Each entry that follows must be output without any deviation.

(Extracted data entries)
- - - - - - -

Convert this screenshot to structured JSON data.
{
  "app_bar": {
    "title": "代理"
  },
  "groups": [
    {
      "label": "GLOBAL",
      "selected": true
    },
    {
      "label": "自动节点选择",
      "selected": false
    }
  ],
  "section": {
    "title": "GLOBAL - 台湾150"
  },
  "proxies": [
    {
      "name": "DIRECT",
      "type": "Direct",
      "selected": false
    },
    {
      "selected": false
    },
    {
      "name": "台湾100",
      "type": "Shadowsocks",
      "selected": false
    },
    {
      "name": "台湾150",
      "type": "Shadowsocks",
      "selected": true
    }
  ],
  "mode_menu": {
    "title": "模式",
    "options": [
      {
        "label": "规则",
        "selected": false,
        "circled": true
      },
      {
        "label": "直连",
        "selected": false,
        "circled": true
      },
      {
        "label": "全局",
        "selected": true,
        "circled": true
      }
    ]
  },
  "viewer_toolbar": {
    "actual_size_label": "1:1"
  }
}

- - - - - - -

● Task answer
Convert this screenshot to structured JSON data.
{
  "app_bar": {
    "title": "代理"
  },
  "groups": [
    {
      "label": "GLOBAL",
      "selected": true
    },
    {
      "label": "自动节点选择",
      "selected": false
    }
  ],
  "section": {
    "title": "GLOBAL - 台湾150"
  },
  "proxies": [
    {
      "name": "DIRECT",
      "type": "Direct",
      "selected": false
    },
    {
      "selected": false
    },
    {
      "name": "台湾100",
      "type": "Shadowsocks",
      "selected": false
    },
    {
      "name": "台湾150",
      "type": "Shadowsocks",
      "selected": true
    }
  ],
  "mode_menu": {
    "title": "模式",
    "options": [
      {
        "label": "规则",
        "selected": false,
        "circled": true
      },
      {
        "label": "直连",
        "selected": false,
        "circled": true
      },
      {
        "label": "全局",
        "selected": true,
        "circled": true
      }
    ]
  },
  "viewer_toolbar": {
    "actual_size_label": "1:1"
  }
}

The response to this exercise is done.